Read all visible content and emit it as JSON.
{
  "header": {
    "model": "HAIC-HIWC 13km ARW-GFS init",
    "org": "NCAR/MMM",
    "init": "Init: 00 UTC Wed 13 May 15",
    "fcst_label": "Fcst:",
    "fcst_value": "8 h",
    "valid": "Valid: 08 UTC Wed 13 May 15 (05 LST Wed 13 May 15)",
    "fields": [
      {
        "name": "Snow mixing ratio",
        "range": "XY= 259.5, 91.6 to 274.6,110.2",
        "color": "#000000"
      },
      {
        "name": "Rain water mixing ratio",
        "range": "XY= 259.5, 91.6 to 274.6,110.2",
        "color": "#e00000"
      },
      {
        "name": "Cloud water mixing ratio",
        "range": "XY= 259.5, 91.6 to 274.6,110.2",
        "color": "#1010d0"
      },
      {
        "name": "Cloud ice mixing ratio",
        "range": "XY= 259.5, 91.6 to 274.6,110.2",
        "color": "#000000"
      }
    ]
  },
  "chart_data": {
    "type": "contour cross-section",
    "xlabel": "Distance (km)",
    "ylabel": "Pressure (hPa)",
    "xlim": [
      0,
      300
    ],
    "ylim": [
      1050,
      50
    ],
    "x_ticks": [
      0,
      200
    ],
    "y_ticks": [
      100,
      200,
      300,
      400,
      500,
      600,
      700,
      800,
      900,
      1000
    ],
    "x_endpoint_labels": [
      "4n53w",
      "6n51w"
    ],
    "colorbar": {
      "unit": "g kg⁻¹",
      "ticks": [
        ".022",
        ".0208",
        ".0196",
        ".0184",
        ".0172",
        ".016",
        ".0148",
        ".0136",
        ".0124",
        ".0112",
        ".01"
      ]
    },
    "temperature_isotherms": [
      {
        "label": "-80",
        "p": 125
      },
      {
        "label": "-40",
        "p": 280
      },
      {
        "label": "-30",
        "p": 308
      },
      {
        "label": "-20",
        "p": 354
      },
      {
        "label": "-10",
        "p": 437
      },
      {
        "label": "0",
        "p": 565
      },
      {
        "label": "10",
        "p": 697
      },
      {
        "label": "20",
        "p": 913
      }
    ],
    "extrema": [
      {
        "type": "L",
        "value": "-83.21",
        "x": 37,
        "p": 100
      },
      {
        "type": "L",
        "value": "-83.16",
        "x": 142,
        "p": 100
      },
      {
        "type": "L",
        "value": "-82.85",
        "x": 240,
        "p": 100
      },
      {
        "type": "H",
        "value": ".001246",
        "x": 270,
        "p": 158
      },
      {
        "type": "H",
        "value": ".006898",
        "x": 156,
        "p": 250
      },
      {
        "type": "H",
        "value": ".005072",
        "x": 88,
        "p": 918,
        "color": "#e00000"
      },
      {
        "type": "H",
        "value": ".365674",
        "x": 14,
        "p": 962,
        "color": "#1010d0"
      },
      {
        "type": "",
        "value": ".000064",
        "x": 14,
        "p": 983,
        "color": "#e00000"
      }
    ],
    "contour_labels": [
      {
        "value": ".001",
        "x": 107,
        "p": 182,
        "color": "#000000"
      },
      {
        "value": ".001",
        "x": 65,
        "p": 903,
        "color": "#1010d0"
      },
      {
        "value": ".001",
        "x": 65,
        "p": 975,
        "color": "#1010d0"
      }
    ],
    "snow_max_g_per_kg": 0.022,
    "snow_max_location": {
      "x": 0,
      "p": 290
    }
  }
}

----

> **PROBLEM**
Output each record precisely as given.

> **EXERCISE RESPONSE**
Read all visible content and emit it as JSON.
{
  "header": {
    "model": "HAIC-HIWC 13km ARW-GFS init",
    "org": "NCAR/MMM",
    "init": "Init: 00 UTC Wed 13 May 15",
    "fcst_label": "Fcst:",
    "fcst_value": "8 h",
    "valid": "Valid: 08 UTC Wed 13 May 15 (05 LST Wed 13 May 15)",
    "fields": [
      {
        "name": "Snow mixing ratio",
        "range": "XY= 259.5, 91.6 to 274.6,110.2",
        "color": "#000000"
      },
      {
        "name": "Rain water mixing ratio",
        "range": "XY= 259.5, 91.6 to 274.6,110.2",
        "color": "#e00000"
      },
      {
        "name": "Cloud water mixing ratio",
        "range": "XY= 259.5, 91.6 to 274.6,110.2",
        "color": "#1010d0"
      },
      {
        "name": "Cloud ice mixing ratio",
        "range": "XY= 259.5, 91.6 to 274.6,110.2",
        "color": "#000000"
      }
    ]
  },
  "chart_data": {
    "type": "contour cross-section",
    "xlabel": "Distance (km)",
    "ylabel": "Pressure (hPa)",
    "xlim": [
      0,
      300
    ],
    "ylim": [
      1050,
      50
    ],
    "x_ticks": [
      0,
      200
    ],
    "y_ticks": [
      100,
      200,
      300,
      400,
      500,
      600,
      700,
      800,
      900,
      1000
    ],
    "x_endpoint_labels": [
      "4n53w",
      "6n51w"
    ],
    "colorbar": {
      "unit": "g kg⁻¹",
      "ticks": [
        ".022",
        ".0208",
        ".0196",
        ".0184",
        ".0172",
        ".016",
        ".0148",
        ".0136",
        ".0124",
        ".0112",
        ".01"
      ]
    },
    "temperature_isotherms": [
      {
        "label": "-80",
        "p": 125
      },
      {
        "label": "-40",
        "p": 280
      },
      {
        "label": "-30",
        "p": 308
      },
      {
        "label": "-20",
        "p": 354
      },
      {
        "label": "-10",
        "p": 437
      },
      {
        "label": "0",
        "p": 565
      },
      {
        "label": "10",
        "p": 697
      },
      {
        "label": "20",
        "p": 913
      }
    ],
    "extrema": [
      {
        "type": "L",
        "value": "-83.21",
        "x": 37,
        "p": 100
      },
      {
        "type": "L",
        "value": "-83.16",
        "x": 142,
        "p": 100
      },
      {
        "type": "L",
        "value": "-82.85",
        "x": 240,
        "p": 100
      },
      {
        "type": "H",
        "value": ".001246",
        "x": 270,
        "p": 158
      },
      {
        "type": "H",
        "value": ".006898",
        "x": 156,
        "p": 250
      },
      {
        "type": "H",
        "value": ".005072",
        "x": 88,
        "p": 918,
        "color": "#e00000"
      },
      {
        "type": "H",
        "value": ".365674",
        "x": 14,
        "p": 962,
        "color": "#1010d0"
      },
      {
        "type": "",
        "value": ".000064",
        "x": 14,
        "p": 983,
        "color": "#e00000"
      }
    ],
    "contour_labels": [
      {
        "value": ".001",
        "x": 107,
        "p": 182,
        "color": "#000000"
      },
      {
        "value": ".001",
        "x": 65,
        "p": 903,
        "color": "#1010d0"
      },
      {
        "value": ".001",
        "x": 65,
        "p": 975,
        "color": "#1010d0"
      }
    ],
    "snow_max_g_per_kg": 0.022,
    "snow_max_location": {
      "x": 0,
      "p": 290
    }
  }
}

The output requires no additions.